§ TASK MATERIAL:
============

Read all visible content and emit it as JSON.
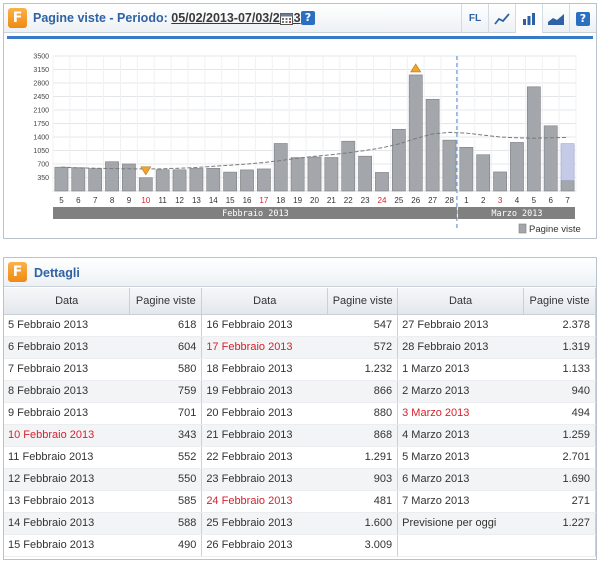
{
  "chart_panel": {
    "title": "Pagine viste - Periodo:",
    "period": "05/02/2013-07/03/2013",
    "fl_label": "FL",
    "legend": "Pagine viste"
  },
  "details_panel": {
    "title": "Dettagli",
    "col_date": "Data",
    "col_views": "Pagine viste",
    "rows": [
      {
        "date": "5 Febbraio 2013",
        "views": "618"
      },
      {
        "date": "6 Febbraio 2013",
        "views": "604"
      },
      {
        "date": "7 Febbraio 2013",
        "views": "580"
      },
      {
        "date": "8 Febbraio 2013",
        "views": "759"
      },
      {
        "date": "9 Febbraio 2013",
        "views": "701"
      },
      {
        "date": "10 Febbraio 2013",
        "views": "343",
        "red": true
      },
      {
        "date": "11 Febbraio 2013",
        "views": "552"
      },
      {
        "date": "12 Febbraio 2013",
        "views": "550"
      },
      {
        "date": "13 Febbraio 2013",
        "views": "585"
      },
      {
        "date": "14 Febbraio 2013",
        "views": "588"
      },
      {
        "date": "15 Febbraio 2013",
        "views": "490"
      },
      {
        "date": "16 Febbraio 2013",
        "views": "547"
      },
      {
        "date": "17 Febbraio 2013",
        "views": "572",
        "red": true
      },
      {
        "date": "18 Febbraio 2013",
        "views": "1.232"
      },
      {
        "date": "19 Febbraio 2013",
        "views": "866"
      },
      {
        "date": "20 Febbraio 2013",
        "views": "880"
      },
      {
        "date": "21 Febbraio 2013",
        "views": "868"
      },
      {
        "date": "22 Febbraio 2013",
        "views": "1.291"
      },
      {
        "date": "23 Febbraio 2013",
        "views": "903"
      },
      {
        "date": "24 Febbraio 2013",
        "views": "481",
        "red": true
      },
      {
        "date": "25 Febbraio 2013",
        "views": "1.600"
      },
      {
        "date": "26 Febbraio 2013",
        "views": "3.009"
      },
      {
        "date": "27 Febbraio 2013",
        "views": "2.378"
      },
      {
        "date": "28 Febbraio 2013",
        "views": "1.319"
      },
      {
        "date": "1 Marzo 2013",
        "views": "1.133"
      },
      {
        "date": "2 Marzo 2013",
        "views": "940"
      },
      {
        "date": "3 Marzo 2013",
        "views": "494",
        "red": true
      },
      {
        "date": "4 Marzo 2013",
        "views": "1.259"
      },
      {
        "date": "5 Marzo 2013",
        "views": "2.701"
      },
      {
        "date": "6 Marzo 2013",
        "views": "1.690"
      },
      {
        "date": "7 Marzo 2013",
        "views": "271"
      },
      {
        "date": "Previsione per oggi",
        "views": "1.227"
      }
    ]
  },
  "chart_data": {
    "type": "bar",
    "categories": [
      "5",
      "6",
      "7",
      "8",
      "9",
      "10",
      "11",
      "12",
      "13",
      "14",
      "15",
      "16",
      "17",
      "18",
      "19",
      "20",
      "21",
      "22",
      "23",
      "24",
      "25",
      "26",
      "27",
      "28",
      "1",
      "2",
      "3",
      "4",
      "5",
      "6",
      "7"
    ],
    "red_categories": [
      5,
      12,
      19,
      26
    ],
    "values": [
      618,
      604,
      580,
      759,
      701,
      343,
      552,
      550,
      585,
      588,
      490,
      547,
      572,
      1232,
      866,
      880,
      868,
      1291,
      903,
      481,
      1600,
      3009,
      2378,
      1319,
      1133,
      940,
      494,
      1259,
      2701,
      1690,
      271
    ],
    "forecast_value": 1227,
    "trend": [
      620,
      600,
      590,
      580,
      575,
      570,
      575,
      590,
      610,
      640,
      670,
      700,
      740,
      790,
      850,
      900,
      940,
      990,
      1050,
      1120,
      1220,
      1360,
      1480,
      1520,
      1500,
      1450,
      1400,
      1380,
      1370,
      1380,
      1390
    ],
    "y_ticks": [
      350,
      700,
      1050,
      1400,
      1750,
      2100,
      2450,
      2800,
      3150,
      3500
    ],
    "ylim": [
      0,
      3500
    ],
    "months": [
      {
        "label": "Febbraio 2013",
        "from": 0,
        "to": 23
      },
      {
        "label": "Marzo 2013",
        "from": 24,
        "to": 30
      }
    ],
    "legend": "Pagine viste",
    "grid": true,
    "colors": {
      "bar": "#a3a6ab",
      "bar_edge": "#7c7f84",
      "forecast": "#c5cae6",
      "trend": "#7a7a7a",
      "month_band": "#808080",
      "marker": "#f0a52a",
      "divider": "#6b9ad6"
    }
  }
}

============

§ WRITTEN REQUEST:
Repeat each entry exactly as it appears; skip any picture.

§ ANSWER FOR THE TASK:
Read all visible content and emit it as JSON.
{
  "chart_panel": {
    "title": "Pagine viste - Periodo:",
    "period": "05/02/2013-07/03/2013",
    "fl_label": "FL",
    "legend": "Pagine viste"
  },
  "details_panel": {
    "title": "Dettagli",
    "col_date": "Data",
    "col_views": "Pagine viste",
    "rows": [
      {
        "date": "5 Febbraio 2013",
        "views": "618"
      },
      {
        "date": "6 Febbraio 2013",
        "views": "604"
      },
      {
        "date": "7 Febbraio 2013",
        "views": "580"
      },
      {
        "date": "8 Febbraio 2013",
        "views": "759"
      },
      {
        "date": "9 Febbraio 2013",
        "views": "701"
      },
      {
        "date": "10 Febbraio 2013",
        "views": "343",
        "red": true
      },
      {
        "date": "11 Febbraio 2013",
        "views": "552"
      },
      {
        "date": "12 Febbraio 2013",
        "views": "550"
      },
      {
        "date": "13 Febbraio 2013",
        "views": "585"
      },
      {
        "date": "14 Febbraio 2013",
        "views": "588"
      },
      {
        "date": "15 Febbraio 2013",
        "views": "490"
      },
      {
        "date": "16 Febbraio 2013",
        "views": "547"
      },
      {
        "date": "17 Febbraio 2013",
        "views": "572",
        "red": true
      },
      {
        "date": "18 Febbraio 2013",
        "views": "1.232"
      },
      {
        "date": "19 Febbraio 2013",
        "views": "866"
      },
      {
        "date": "20 Febbraio 2013",
        "views": "880"
      },
      {
        "date": "21 Febbraio 2013",
        "views": "868"
      },
      {
        "date": "22 Febbraio 2013",
        "views": "1.291"
      },
      {
        "date": "23 Febbraio 2013",
        "views": "903"
      },
      {
        "date": "24 Febbraio 2013",
        "views": "481",
        "red": true
      },
      {
        "date": "25 Febbraio 2013",
        "views": "1.600"
      },
      {
        "date": "26 Febbraio 2013",
        "views": "3.009"
      },
      {
        "date": "27 Febbraio 2013",
        "views": "2.378"
      },
      {
        "date": "28 Febbraio 2013",
        "views": "1.319"
      },
      {
        "date": "1 Marzo 2013",
        "views": "1.133"
      },
      {
        "date": "2 Marzo 2013",
        "views": "940"
      },
      {
        "date": "3 Marzo 2013",
        "views": "494",
        "red": true
      },
      {
        "date": "4 Marzo 2013",
        "views": "1.259"
      },
      {
        "date": "5 Marzo 2013",
        "views": "2.701"
      },
      {
        "date": "6 Marzo 2013",
        "views": "1.690"
      },
      {
        "date": "7 Marzo 2013",
        "views": "271"
      },
      {
        "date": "Previsione per oggi",
        "views": "1.227"
      }
    ]
  },
  "chart_data": {
    "type": "bar",
    "categories": [
      "5",
      "6",
      "7",
      "8",
      "9",
      "10",
      "11",
      "12",
      "13",
      "14",
      "15",
      "16",
      "17",
      "18",
      "19",
      "20",
      "21",
      "22",
      "23",
      "24",
      "25",
      "26",
      "27",
      "28",
      "1",
      "2",
      "3",
      "4",
      "5",
      "6",
      "7"
    ],
    "red_categories": [
      5,
      12,
      19,
      26
    ],
    "values": [
      618,
      604,
      580,
      759,
      701,
      343,
      552,
      550,
      585,
      588,
      490,
      547,
      572,
      1232,
      866,
      880,
      868,
      1291,
      903,
      481,
      1600,
      3009,
      2378,
      1319,
      1133,
      940,
      494,
      1259,
      2701,
      1690,
      271
    ],
    "forecast_value": 1227,
    "trend": [
      620,
      600,
      590,
      580,
      575,
      570,
      575,
      590,
      610,
      640,
      670,
      700,
      740,
      790,
      850,
      900,
      940,
      990,
      1050,
      1120,
      1220,
      1360,
      1480,
      1520,
      1500,
      1450,
      1400,
      1380,
      1370,
      1380,
      1390
    ],
    "y_ticks": [
      350,
      700,
      1050,
      1400,
      1750,
      2100,
      2450,
      2800,
      3150,
      3500
    ],
    "ylim": [
      0,
      3500
    ],
    "months": [
      {
        "label": "Febbraio 2013",
        "from": 0,
        "to": 23
      },
      {
        "label": "Marzo 2013",
        "from": 24,
        "to": 30
      }
    ],
    "legend": "Pagine viste",
    "grid": true,
    "colors": {
      "bar": "#a3a6ab",
      "bar_edge": "#7c7f84",
      "forecast": "#c5cae6",
      "trend": "#7a7a7a",
      "month_band": "#808080",
      "marker": "#f0a52a",
      "divider": "#6b9ad6"
    }
  }
}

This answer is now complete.